Exercise details: Work out how many lines of the records contain "name". Answer with the number and nothing else.

>> START The records

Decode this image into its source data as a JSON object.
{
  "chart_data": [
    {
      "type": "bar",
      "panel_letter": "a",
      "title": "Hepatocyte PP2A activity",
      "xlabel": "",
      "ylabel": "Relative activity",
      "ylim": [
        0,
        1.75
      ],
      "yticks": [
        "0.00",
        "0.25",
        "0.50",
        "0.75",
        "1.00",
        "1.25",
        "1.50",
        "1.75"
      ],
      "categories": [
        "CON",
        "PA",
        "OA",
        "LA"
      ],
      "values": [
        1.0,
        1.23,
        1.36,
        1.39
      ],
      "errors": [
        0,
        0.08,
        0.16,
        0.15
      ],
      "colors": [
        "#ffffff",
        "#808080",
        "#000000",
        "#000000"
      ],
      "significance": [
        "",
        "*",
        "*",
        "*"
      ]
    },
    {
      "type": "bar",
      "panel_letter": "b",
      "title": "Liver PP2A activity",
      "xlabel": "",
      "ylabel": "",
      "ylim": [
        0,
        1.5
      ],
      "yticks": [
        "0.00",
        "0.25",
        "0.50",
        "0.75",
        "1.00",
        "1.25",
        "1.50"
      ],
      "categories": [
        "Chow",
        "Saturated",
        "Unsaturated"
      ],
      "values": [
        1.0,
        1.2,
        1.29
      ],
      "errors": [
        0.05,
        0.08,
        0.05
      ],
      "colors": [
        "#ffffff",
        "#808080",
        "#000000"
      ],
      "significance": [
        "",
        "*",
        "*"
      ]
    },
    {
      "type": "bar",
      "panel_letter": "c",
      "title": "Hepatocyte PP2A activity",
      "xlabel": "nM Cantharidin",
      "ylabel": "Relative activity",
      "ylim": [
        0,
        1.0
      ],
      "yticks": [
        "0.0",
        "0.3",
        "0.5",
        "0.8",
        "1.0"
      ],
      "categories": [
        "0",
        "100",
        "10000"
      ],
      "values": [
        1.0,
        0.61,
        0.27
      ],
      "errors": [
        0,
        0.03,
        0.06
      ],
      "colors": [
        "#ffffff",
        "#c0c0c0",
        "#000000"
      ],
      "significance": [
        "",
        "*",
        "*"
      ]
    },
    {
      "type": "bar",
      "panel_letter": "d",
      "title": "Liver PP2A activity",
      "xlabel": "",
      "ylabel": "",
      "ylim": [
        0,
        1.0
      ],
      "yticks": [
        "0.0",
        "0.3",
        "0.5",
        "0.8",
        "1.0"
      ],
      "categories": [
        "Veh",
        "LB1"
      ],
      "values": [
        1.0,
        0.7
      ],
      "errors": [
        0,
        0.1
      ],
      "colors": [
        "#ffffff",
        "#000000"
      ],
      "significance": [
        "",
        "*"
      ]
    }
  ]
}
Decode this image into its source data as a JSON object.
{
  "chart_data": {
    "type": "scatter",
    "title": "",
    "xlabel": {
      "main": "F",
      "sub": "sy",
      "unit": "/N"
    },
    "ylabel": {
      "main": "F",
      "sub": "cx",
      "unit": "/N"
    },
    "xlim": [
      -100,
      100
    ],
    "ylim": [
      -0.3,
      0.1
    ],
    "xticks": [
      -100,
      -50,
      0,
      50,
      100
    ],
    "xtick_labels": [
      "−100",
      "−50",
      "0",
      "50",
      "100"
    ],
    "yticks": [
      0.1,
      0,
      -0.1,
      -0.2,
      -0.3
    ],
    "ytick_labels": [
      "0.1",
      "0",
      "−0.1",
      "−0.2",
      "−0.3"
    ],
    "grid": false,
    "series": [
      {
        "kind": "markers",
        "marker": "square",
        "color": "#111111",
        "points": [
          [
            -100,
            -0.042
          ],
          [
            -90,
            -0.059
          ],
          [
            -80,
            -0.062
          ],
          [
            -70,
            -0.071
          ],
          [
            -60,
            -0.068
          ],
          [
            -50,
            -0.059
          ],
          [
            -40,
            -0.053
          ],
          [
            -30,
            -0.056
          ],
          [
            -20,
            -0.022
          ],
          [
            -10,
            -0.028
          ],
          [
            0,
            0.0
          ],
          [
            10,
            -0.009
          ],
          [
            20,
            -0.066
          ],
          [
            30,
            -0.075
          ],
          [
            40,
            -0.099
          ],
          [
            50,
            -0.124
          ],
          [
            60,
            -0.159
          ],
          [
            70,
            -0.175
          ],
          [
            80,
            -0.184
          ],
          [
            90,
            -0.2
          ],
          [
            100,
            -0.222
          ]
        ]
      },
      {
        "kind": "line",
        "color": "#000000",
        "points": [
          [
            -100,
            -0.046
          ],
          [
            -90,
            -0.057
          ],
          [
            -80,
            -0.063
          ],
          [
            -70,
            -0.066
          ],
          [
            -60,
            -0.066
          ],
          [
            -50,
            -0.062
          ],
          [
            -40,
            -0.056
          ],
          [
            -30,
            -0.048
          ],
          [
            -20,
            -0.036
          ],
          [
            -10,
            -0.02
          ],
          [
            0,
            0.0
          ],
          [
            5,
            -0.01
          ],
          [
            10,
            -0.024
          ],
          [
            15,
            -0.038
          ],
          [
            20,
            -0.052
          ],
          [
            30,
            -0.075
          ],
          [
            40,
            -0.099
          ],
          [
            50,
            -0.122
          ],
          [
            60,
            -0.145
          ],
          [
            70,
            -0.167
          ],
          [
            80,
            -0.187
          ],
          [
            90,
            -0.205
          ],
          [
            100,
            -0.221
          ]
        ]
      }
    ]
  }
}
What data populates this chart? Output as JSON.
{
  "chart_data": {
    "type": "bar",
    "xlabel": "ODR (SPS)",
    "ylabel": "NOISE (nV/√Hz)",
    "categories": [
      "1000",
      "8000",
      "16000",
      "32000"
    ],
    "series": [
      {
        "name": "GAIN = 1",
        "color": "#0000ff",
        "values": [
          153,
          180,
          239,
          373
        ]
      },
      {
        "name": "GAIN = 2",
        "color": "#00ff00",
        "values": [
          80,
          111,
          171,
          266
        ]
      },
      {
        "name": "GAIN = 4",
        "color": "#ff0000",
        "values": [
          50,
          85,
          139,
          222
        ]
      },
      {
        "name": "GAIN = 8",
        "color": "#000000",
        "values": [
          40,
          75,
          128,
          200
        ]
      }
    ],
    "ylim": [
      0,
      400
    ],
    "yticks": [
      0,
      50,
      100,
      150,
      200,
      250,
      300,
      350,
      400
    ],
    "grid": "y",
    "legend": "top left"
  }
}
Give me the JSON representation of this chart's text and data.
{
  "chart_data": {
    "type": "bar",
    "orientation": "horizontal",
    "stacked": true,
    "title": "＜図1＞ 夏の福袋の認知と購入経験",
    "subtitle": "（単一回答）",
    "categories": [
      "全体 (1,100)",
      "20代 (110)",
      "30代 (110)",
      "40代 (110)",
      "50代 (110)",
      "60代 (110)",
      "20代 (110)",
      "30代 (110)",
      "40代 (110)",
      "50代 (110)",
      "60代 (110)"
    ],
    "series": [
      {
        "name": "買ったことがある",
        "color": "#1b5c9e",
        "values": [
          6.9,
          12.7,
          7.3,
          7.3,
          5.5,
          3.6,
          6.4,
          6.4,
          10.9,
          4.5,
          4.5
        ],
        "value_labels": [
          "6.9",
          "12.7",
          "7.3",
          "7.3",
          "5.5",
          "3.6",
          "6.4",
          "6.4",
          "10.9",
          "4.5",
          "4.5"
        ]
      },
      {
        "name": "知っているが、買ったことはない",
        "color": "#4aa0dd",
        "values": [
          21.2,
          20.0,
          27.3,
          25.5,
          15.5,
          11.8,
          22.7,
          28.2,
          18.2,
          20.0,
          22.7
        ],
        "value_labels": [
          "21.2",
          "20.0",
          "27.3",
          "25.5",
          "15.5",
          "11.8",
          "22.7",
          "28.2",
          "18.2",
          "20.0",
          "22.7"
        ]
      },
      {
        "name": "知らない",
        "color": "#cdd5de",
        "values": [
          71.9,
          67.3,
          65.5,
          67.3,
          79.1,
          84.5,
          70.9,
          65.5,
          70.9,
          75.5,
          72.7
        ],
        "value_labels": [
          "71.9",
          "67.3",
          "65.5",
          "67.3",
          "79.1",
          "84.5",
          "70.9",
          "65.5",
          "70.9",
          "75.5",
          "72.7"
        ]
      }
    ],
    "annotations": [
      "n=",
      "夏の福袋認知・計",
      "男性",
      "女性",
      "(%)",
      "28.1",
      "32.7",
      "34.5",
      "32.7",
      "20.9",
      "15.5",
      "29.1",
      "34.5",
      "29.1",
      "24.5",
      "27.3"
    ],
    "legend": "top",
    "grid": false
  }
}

>> END The records

Answer to this problem: 7